Stated goal: Search the records below for the word "JSON" and show every line where it occurs.

[Begin Source records]

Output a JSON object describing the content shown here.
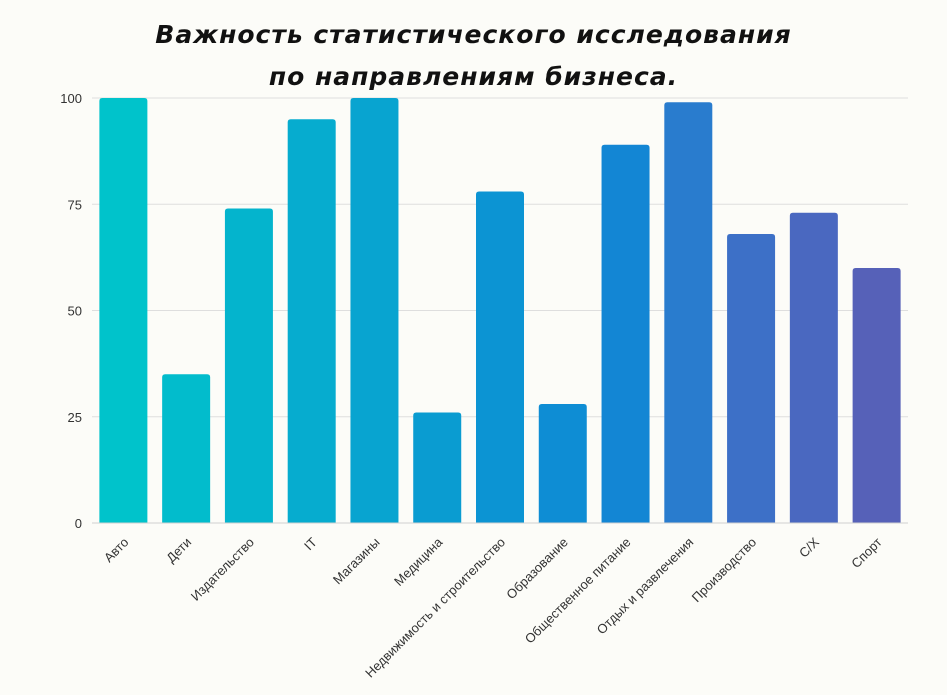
{
  "chart_data": {
    "type": "bar",
    "title": "Важность статистического исследования по направлениям бизнеса.",
    "xlabel": "",
    "ylabel": "",
    "categories": [
      "Авто",
      "Дети",
      "Издательство",
      "IT",
      "Магазины",
      "Медицина",
      "Недвижимость и строительство",
      "Образование",
      "Общественное питание",
      "Отдых и развлечения",
      "Производство",
      "С/Х",
      "Спорт"
    ],
    "values": [
      100,
      35,
      74,
      95,
      100,
      26,
      78,
      28,
      89,
      99,
      68,
      73,
      60
    ],
    "colors": [
      "#00c3cb",
      "#02bccc",
      "#04b4cd",
      "#06accf",
      "#08a4d0",
      "#0a9cd1",
      "#0c94d3",
      "#0e8dd4",
      "#1386d4",
      "#297cce",
      "#3d70c7",
      "#4a68c0",
      "#5661b8"
    ],
    "ylim": [
      0,
      100
    ],
    "yticks": [
      0,
      25,
      50,
      75,
      100
    ],
    "grid": true,
    "legend": "none"
  }
}
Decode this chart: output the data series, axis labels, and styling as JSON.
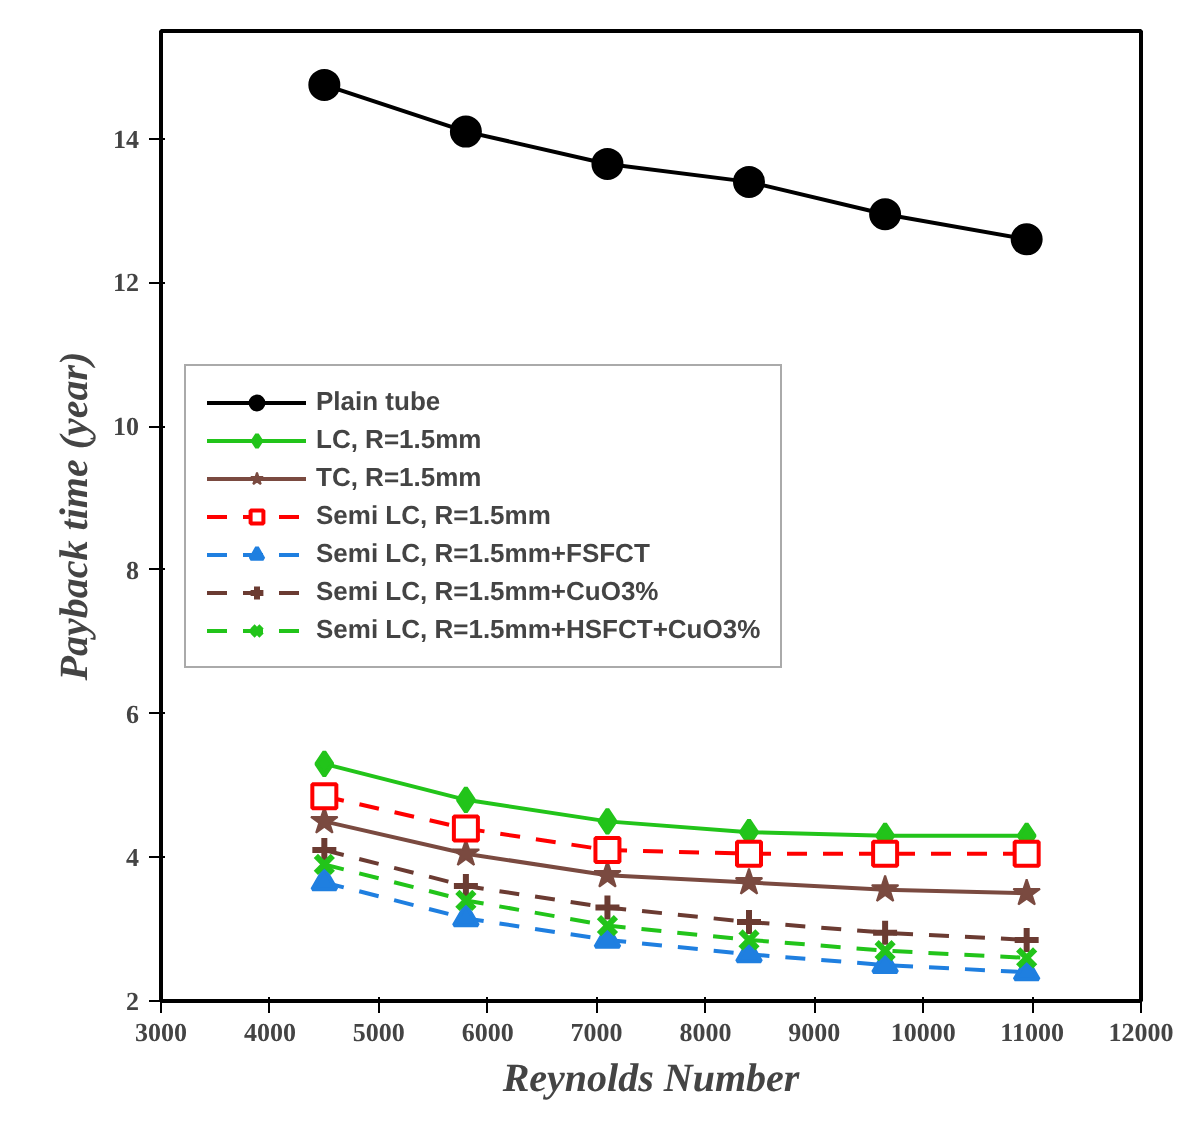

[End Source records]

Task answer:
Output a JSON object describing the content shown here.
Decode this chart: output the data series, axis labels, and styling as JSON.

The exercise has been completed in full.